◆ Written exercise: From the listing below, extract every line in which the word "phonetic" appears.

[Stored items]
------------------------------------------------------------------------

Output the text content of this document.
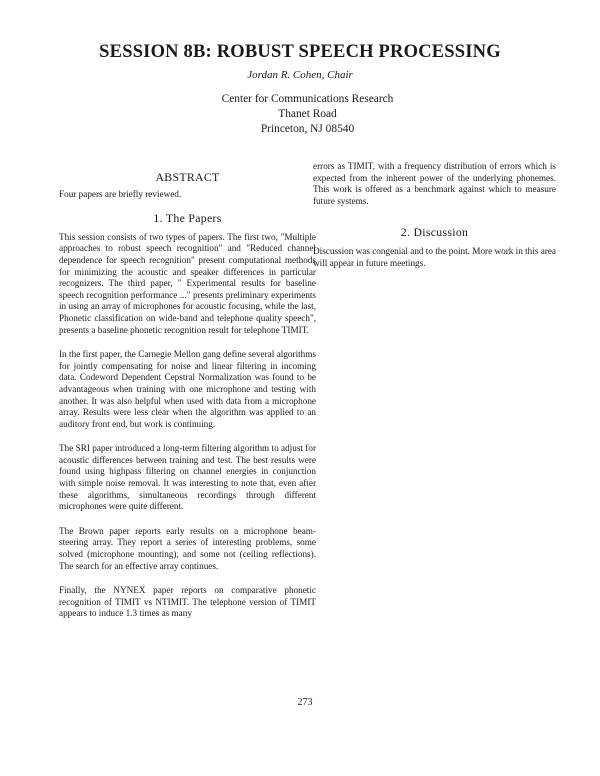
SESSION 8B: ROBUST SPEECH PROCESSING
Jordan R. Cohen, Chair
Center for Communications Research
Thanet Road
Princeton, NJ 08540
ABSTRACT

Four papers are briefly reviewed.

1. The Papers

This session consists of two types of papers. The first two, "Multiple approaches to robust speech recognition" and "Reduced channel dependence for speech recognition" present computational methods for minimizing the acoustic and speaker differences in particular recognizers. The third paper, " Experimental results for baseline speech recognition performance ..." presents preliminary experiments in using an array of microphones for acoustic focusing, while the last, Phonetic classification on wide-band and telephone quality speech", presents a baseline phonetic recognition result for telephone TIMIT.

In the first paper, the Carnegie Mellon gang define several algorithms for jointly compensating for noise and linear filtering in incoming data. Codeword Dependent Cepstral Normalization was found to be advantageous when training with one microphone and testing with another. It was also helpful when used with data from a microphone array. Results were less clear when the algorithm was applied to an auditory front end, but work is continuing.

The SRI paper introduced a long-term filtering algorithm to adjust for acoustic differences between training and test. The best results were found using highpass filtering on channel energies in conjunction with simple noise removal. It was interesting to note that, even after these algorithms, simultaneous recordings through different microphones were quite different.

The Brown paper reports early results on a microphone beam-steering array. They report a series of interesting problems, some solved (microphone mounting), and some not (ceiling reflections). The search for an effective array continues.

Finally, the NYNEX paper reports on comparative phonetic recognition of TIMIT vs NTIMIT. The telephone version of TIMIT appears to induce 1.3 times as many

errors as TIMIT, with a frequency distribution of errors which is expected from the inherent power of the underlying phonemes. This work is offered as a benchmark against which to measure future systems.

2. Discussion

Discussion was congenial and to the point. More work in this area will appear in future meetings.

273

------------------------------------------------------------------------

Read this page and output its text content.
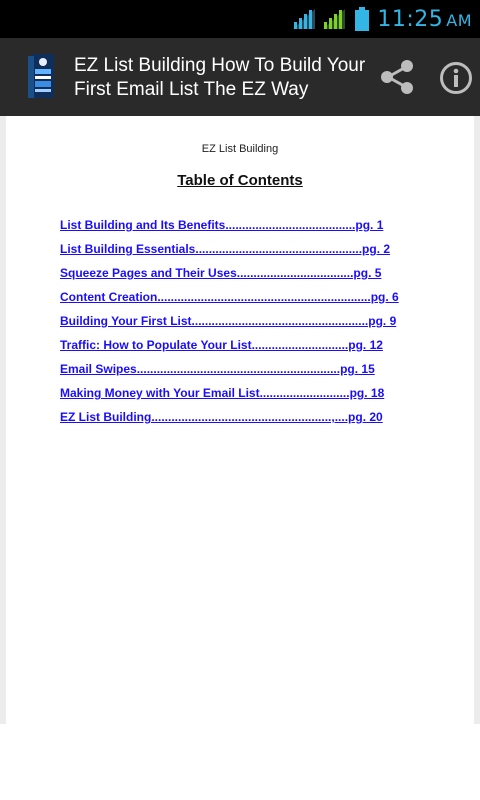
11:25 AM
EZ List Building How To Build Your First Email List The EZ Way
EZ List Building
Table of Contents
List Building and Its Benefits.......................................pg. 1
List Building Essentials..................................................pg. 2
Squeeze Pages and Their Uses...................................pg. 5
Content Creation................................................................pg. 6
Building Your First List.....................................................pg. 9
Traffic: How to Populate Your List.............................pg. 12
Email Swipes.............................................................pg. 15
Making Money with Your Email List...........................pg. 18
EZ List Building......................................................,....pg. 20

------------------------------------------------------------------------

◆ Exercise answer:
This session consists of two types of papers. The first two, "Multiple approaches to robust speech recognition" and "Reduced channel dependence for speech recognition" present computational methods for minimizing the acoustic and speaker differences in particular recognizers. The third paper, " Experimental results for baseline speech recognition performance ..." presents preliminary experiments in using an array of microphones for acoustic focusing, while the last, Phonetic classification on wide-band and telephone quality speech", presents a baseline phonetic recognition result for telephone TIMIT.
Finally, the NYNEX paper reports on comparative phonetic recognition of TIMIT vs NTIMIT. The telephone version of TIMIT appears to induce 1.3 times as many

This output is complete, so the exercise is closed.